• [PROBLEM DESCRIPTION] From the listing below, extract every line containing "отчетов".

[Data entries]
========

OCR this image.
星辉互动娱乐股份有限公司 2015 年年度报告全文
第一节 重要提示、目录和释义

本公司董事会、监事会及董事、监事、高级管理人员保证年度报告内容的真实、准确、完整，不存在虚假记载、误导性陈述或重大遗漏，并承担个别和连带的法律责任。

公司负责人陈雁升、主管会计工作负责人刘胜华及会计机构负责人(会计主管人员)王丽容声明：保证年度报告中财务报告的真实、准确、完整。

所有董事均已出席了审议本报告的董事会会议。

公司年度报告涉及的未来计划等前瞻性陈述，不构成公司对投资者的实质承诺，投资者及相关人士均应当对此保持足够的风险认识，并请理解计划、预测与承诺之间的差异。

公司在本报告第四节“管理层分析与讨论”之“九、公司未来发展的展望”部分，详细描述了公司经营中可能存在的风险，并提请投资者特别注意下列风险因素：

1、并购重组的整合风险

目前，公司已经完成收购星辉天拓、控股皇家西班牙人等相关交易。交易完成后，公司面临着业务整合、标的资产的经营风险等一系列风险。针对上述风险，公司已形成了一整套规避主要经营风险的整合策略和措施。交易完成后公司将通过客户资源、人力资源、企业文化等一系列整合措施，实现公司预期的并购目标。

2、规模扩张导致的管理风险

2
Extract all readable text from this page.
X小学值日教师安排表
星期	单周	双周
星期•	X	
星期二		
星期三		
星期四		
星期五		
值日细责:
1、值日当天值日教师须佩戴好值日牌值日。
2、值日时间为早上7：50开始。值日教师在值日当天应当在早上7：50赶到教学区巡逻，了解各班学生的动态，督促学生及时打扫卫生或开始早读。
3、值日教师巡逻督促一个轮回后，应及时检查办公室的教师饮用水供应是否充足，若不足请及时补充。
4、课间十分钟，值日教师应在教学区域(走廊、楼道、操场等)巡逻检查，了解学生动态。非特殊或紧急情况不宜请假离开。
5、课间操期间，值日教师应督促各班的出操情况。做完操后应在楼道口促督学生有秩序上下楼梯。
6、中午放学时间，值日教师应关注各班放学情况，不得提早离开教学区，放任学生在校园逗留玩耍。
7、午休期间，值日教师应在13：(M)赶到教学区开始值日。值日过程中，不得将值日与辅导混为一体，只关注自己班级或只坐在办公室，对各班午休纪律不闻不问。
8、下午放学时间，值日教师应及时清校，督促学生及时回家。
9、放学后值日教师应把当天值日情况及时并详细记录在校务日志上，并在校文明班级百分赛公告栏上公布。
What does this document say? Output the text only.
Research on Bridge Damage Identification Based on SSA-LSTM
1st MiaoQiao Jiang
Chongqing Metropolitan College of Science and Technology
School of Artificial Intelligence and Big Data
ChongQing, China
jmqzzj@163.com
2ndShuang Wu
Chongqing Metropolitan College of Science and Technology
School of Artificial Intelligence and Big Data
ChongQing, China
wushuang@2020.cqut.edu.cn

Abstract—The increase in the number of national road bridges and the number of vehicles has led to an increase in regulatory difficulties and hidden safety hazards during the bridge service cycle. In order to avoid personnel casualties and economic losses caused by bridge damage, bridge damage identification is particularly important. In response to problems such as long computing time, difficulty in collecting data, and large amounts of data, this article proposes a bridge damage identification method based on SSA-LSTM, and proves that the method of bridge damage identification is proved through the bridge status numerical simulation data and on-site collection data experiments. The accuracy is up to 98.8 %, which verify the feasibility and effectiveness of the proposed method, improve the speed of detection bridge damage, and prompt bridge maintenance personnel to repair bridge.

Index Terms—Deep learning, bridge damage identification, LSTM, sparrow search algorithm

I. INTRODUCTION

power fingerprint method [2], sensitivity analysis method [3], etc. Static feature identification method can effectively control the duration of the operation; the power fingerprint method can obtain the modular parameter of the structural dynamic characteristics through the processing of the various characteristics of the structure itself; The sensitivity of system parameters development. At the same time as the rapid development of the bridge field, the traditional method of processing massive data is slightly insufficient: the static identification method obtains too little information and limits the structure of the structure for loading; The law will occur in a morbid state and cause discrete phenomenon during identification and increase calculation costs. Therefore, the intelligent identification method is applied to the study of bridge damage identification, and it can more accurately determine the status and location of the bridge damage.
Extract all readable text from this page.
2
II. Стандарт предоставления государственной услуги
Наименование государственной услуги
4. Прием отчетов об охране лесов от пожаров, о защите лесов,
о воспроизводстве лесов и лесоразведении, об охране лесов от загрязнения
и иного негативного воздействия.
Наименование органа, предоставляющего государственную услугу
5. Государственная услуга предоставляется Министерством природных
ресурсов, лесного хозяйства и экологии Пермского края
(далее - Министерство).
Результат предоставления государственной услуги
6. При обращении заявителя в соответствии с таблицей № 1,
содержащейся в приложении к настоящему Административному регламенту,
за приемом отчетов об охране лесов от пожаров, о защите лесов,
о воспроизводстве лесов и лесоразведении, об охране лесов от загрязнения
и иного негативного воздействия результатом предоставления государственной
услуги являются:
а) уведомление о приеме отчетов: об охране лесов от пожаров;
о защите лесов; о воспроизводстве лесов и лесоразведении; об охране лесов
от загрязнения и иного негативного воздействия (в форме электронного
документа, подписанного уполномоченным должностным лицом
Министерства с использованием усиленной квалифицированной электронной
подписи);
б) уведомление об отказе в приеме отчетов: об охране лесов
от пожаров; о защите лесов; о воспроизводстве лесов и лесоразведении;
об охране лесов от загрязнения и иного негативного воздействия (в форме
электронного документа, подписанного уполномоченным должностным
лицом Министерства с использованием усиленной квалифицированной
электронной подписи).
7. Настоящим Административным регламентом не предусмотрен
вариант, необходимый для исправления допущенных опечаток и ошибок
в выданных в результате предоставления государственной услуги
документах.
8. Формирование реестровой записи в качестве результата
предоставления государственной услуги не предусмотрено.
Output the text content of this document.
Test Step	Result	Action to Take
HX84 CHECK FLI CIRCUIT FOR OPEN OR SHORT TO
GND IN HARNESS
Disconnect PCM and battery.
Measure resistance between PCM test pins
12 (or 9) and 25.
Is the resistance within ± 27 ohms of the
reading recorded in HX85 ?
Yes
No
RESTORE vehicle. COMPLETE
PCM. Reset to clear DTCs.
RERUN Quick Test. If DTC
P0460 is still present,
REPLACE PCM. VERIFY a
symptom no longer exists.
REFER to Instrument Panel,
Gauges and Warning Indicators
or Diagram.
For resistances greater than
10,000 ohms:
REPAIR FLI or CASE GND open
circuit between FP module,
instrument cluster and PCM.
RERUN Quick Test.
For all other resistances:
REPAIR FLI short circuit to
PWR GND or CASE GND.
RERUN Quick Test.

========

• [THE COMPLETED TASK]
4. Прием отчетов об охране лесов от пожаров, о защите лесов,
за приемом отчетов об охране лесов от пожаров, о защите лесов,
а) уведомление о приеме отчетов: об охране лесов от пожаров;
б) уведомление об отказе в приеме отчетов: об охране лесов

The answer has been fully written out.